▶ _QUOTED TEXT_:

=-=-=

Re: [PATCH v2 4/4] fs: unicode: Add utf8 module and a unicode layer

All of lore.kernel.org
 help / color / mirror / Atom feed

From: Gabriel Krisman Bertazi <krisman@collabora.com>
To: Shreeya Patel <shreeya.patel@collabora.com>
Cc: jaegeuk@kernel.org, yuchao0@huawei.com, tytso@mit.edu,
	adilger.kernel@dilger.ca, drosen@google.com, ebiggers@google.com,
	linux-kernel@vger.kernel.org, linux-fsdevel@vger.kernel.org,
	kernel@collabora.com, andre.almeida@collabora.com
Subject: Re: [PATCH v2 4/4] fs: unicode: Add utf8 module and a unicode layer
Date: Thu, 18 Mar 2021 15:57:03 -0400	[thread overview]
Message-ID: <87sg4si6b4.fsf@collabora.com> (raw)
In-Reply-To: <20210318133305.316564-5-shreeya.patel@collabora.com> (Shreeya Patel's message of "Thu, 18 Mar 2021 19:03:05 +0530")


Shreeya,


> utf8data.h_shipped has a large database table which is an auto-generated
> decodification trie for the unicode normalization functions.
> It is not necessary to carry this large table in the kernel hence make
>

Thanks for the v2.  This is looking much better!  I have a few comments
inline.

I also have a question about how this patchset was tested.  Did you run
the normalization test (UNICODE_NORMALIZATION_SELFTEST)?  What about
actual filesystems?

Minor nit:

"It is not necessary to load this large table in the kernel in the
kernel if no file system is using it"

> UTF-8 encoding loadable by converting it into a module.
> Also, modify the file called unicode-core which will act as a layer for
> unicode subsystem. It will load the UTF-8 module and access it's functions
> whenever any filesystem that needs unicode is mounted.
>
> Signed-off-by: Shreeya Patel <shreeya.patel@collabora.com>
> ---
>
> Changes in v2
>   - Remove the duplicate file utf8-core.c
>   - Make the wrapper functions inline.
>   - Remove msleep and use try_module_get() and module_put()

=-=-=

▶ _TASK DETAILS_:
In the patch review above, what does v2 use instead of msleep?

▶ _PROVIDED RECORDS_:
=-=-=

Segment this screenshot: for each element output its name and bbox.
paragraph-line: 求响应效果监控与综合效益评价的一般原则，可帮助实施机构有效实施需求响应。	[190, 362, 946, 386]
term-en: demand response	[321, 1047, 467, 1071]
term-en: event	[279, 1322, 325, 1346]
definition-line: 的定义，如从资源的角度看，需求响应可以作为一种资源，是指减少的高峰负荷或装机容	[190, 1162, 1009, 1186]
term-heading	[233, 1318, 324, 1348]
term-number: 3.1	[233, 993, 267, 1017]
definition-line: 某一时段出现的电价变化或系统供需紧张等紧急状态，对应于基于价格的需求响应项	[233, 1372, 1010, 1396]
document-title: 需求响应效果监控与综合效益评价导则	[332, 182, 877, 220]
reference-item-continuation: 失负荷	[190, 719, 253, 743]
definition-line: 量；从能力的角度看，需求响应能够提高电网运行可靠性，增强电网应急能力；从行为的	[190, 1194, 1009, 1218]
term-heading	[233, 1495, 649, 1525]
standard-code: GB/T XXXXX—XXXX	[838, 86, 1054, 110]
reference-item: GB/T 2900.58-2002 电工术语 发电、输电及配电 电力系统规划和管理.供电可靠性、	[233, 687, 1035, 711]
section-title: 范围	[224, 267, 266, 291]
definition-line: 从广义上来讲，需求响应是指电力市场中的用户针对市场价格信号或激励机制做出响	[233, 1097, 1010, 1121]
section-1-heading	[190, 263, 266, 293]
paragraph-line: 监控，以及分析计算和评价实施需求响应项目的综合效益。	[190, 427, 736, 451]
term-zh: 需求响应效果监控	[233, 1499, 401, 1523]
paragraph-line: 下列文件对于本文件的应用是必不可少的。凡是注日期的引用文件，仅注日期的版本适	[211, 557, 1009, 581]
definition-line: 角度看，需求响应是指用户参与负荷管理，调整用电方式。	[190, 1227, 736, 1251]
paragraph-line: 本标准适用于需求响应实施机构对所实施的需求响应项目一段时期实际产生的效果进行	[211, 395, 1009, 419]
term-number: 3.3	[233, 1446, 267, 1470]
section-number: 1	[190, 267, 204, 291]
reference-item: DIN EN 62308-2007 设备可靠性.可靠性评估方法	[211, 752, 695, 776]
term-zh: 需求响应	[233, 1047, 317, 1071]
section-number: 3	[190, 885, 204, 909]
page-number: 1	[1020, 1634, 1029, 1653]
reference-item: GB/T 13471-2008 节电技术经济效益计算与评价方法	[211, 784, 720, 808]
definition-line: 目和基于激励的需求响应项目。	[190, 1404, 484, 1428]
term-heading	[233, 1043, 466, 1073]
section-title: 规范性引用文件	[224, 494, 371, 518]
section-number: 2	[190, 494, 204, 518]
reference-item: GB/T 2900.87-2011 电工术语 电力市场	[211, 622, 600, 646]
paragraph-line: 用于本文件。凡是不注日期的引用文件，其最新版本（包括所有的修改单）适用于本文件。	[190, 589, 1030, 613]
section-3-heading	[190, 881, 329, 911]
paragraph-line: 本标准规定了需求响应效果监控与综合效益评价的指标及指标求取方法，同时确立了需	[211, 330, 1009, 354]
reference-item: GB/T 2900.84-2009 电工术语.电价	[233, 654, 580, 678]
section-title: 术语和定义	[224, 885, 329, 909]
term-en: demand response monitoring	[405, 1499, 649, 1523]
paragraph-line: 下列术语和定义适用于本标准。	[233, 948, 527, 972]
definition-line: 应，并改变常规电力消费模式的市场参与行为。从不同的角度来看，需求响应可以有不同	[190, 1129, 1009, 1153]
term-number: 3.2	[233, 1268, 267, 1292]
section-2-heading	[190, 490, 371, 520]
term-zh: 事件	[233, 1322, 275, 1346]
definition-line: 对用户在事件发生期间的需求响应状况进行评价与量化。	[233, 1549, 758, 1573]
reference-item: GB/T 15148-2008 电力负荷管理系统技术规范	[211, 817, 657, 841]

=-=-=

▶ _EXERCISE ANSWER_:
try_module_get() and module_put()